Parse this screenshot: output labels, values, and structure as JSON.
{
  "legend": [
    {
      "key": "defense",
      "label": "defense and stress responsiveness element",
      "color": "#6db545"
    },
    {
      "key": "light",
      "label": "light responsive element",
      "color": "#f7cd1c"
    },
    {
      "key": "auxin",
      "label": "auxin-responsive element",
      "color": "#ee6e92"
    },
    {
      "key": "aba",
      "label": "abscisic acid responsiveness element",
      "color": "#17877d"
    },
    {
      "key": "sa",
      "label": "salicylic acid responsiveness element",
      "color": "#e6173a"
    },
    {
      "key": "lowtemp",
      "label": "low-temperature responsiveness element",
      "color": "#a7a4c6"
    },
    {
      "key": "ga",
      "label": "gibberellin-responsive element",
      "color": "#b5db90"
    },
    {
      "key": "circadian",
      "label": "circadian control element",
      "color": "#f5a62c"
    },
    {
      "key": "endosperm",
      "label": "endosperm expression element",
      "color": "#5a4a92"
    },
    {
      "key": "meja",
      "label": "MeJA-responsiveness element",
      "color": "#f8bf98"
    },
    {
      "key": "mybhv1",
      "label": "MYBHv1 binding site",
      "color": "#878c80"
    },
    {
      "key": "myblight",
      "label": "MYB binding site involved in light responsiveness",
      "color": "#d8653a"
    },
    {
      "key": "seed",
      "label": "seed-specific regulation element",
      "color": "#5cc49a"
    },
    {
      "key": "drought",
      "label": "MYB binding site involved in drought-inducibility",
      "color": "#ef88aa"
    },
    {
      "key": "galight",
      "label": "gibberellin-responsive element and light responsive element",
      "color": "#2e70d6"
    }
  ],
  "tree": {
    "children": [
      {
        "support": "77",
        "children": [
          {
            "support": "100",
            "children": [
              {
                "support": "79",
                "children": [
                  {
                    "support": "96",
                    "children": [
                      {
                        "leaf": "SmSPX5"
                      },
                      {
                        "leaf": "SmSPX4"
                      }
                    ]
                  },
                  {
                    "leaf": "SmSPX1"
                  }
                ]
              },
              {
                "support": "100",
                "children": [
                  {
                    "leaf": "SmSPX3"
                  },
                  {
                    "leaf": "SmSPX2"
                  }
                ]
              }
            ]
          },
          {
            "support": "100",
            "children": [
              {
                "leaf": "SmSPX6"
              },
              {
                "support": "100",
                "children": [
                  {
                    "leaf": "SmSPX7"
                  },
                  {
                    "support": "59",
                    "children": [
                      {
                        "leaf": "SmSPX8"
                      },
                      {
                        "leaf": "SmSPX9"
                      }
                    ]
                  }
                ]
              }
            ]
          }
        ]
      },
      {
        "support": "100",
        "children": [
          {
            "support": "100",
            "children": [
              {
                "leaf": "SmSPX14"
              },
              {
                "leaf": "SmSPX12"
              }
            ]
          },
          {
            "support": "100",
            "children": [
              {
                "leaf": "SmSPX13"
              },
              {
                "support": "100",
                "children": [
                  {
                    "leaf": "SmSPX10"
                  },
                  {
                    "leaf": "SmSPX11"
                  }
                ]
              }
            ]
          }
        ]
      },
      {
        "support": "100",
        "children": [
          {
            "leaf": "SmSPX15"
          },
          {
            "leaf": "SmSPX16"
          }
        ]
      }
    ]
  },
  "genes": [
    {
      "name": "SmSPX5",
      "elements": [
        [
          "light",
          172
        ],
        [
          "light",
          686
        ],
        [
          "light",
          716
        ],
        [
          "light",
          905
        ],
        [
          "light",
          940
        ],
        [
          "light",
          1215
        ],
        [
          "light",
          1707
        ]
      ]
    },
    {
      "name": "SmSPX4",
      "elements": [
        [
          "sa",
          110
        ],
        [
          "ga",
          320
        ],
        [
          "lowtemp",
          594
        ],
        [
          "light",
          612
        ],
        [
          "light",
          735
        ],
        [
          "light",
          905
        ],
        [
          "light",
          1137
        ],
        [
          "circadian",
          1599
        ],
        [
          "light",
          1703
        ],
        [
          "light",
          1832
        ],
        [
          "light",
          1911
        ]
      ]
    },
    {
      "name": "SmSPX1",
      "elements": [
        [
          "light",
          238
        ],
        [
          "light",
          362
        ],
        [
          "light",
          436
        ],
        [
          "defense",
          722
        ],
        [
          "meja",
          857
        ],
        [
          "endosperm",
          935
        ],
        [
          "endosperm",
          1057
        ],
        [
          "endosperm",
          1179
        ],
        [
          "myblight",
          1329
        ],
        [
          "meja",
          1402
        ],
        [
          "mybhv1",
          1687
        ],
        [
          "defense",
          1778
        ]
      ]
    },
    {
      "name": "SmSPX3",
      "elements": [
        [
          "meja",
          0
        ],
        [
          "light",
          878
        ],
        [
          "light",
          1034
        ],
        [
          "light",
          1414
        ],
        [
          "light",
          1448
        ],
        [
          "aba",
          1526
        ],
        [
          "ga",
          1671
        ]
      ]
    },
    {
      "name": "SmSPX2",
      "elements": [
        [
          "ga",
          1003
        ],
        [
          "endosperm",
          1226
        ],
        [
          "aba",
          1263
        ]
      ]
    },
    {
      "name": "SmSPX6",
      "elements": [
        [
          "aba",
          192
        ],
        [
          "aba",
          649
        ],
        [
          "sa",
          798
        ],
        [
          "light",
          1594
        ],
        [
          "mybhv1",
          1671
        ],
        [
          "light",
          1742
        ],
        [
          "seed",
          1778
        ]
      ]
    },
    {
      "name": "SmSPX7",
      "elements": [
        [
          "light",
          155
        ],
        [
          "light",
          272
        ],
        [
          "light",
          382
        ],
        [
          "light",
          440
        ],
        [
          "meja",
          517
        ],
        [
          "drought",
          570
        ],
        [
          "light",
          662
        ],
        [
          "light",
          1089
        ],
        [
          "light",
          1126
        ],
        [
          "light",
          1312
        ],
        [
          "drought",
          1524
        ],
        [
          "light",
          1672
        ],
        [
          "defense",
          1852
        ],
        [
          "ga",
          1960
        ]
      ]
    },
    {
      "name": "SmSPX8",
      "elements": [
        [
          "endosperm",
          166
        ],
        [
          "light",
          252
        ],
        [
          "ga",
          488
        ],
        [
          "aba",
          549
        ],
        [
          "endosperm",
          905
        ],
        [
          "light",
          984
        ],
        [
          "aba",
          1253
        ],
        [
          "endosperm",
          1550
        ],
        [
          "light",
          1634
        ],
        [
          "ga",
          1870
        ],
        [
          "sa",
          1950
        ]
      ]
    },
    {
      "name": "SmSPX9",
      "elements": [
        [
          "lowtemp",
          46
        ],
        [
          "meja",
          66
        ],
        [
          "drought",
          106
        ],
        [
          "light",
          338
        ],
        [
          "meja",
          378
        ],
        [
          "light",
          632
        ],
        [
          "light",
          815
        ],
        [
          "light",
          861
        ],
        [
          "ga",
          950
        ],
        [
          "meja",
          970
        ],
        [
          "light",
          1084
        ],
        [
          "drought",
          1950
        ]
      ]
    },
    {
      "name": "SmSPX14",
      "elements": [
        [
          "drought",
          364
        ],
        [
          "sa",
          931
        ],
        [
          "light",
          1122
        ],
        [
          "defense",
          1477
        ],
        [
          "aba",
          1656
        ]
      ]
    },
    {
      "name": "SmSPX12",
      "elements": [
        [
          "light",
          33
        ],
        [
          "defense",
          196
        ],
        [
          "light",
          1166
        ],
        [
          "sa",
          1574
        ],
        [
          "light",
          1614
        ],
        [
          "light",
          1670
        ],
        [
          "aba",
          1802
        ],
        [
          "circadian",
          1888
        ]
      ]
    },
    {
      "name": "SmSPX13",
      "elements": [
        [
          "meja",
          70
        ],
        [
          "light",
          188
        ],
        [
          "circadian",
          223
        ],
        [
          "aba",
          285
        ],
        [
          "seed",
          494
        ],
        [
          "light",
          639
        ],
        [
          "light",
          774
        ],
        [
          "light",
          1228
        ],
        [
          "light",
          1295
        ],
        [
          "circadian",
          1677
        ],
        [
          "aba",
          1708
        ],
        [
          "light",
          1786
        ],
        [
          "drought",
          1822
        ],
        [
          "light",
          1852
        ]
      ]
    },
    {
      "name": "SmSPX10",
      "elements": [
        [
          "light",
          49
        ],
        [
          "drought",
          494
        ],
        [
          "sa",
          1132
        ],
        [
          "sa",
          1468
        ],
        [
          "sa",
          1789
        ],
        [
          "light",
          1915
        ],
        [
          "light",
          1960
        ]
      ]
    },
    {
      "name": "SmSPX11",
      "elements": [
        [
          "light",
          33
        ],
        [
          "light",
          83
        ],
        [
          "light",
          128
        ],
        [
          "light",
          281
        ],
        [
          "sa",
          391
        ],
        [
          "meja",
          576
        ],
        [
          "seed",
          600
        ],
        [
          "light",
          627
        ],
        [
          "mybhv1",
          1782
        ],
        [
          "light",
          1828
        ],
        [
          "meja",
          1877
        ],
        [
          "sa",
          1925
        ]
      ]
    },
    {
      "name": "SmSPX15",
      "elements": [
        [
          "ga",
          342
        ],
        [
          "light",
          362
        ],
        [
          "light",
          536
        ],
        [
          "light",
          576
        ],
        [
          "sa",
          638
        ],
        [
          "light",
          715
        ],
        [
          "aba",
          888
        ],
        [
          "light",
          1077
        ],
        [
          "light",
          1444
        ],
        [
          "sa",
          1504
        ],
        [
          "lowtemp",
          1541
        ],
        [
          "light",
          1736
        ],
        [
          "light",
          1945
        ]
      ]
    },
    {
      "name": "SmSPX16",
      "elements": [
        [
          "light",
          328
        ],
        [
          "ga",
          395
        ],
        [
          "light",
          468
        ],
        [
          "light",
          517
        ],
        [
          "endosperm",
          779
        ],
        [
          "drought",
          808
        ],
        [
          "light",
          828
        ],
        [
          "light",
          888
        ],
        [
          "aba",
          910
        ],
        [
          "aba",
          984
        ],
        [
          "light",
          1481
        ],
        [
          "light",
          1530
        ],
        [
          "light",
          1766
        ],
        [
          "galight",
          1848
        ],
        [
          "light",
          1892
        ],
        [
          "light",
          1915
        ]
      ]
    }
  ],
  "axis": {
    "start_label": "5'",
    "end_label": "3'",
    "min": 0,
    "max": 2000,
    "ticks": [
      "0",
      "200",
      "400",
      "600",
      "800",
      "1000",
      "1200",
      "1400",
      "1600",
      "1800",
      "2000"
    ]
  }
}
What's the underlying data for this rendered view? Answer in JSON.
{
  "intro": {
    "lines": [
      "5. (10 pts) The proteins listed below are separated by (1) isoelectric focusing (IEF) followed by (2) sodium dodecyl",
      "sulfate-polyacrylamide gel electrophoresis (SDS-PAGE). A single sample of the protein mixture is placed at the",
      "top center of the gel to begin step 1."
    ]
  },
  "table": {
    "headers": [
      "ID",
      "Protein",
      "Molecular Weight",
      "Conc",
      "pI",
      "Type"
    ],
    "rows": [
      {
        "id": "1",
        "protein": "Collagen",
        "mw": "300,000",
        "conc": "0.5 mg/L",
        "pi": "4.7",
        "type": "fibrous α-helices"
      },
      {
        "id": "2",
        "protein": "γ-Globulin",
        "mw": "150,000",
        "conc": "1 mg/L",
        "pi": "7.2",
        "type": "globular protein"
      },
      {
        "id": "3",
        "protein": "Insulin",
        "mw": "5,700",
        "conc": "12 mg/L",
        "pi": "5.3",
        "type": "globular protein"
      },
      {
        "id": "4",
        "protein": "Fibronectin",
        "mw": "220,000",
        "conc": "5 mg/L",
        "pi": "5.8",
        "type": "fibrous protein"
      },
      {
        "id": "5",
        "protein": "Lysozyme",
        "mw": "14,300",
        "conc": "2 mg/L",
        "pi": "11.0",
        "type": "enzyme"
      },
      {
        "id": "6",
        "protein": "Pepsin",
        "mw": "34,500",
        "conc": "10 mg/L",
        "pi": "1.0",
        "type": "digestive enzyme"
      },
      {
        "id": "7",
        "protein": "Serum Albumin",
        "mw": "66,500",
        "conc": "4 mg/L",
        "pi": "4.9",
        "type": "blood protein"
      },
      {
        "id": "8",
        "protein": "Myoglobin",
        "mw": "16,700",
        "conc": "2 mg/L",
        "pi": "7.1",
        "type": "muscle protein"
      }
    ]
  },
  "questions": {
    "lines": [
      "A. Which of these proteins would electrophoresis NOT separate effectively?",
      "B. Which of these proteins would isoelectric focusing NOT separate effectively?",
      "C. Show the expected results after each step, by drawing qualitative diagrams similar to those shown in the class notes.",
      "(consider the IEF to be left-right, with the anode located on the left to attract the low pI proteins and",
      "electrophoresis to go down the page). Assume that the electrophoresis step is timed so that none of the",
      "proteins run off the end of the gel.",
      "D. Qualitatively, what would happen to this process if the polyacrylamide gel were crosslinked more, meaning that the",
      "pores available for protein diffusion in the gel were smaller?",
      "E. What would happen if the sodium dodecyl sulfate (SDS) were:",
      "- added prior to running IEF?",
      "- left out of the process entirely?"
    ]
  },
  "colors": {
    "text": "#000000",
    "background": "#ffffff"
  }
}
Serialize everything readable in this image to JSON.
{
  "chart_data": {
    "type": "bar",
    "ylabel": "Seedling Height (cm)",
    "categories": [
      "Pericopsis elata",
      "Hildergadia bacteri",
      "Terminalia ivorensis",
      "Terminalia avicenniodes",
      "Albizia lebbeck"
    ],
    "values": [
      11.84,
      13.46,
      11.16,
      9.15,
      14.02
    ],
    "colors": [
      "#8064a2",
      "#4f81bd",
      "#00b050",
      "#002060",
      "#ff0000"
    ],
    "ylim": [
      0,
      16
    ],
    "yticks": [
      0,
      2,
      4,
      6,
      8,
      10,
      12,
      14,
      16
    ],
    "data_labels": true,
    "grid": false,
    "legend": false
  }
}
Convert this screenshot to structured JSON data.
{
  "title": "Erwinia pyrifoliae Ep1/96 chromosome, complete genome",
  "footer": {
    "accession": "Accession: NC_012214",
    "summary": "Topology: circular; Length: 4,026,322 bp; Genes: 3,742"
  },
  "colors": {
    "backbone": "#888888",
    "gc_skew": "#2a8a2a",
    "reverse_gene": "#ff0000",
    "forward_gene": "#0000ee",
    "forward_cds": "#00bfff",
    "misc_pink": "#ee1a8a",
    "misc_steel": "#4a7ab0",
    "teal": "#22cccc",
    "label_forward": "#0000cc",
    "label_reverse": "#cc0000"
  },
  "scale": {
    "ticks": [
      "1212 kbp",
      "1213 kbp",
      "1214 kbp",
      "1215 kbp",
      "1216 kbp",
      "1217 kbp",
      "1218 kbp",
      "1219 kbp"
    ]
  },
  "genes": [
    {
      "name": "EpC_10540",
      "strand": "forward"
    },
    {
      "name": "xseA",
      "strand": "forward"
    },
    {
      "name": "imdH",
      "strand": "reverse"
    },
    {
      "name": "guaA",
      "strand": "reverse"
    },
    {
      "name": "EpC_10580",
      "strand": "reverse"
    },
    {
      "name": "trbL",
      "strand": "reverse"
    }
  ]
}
☆ ☆ ☆
_Task details_
Only the number should be given: the count of lines above that hold the word "dodecyl".

_Task output_
2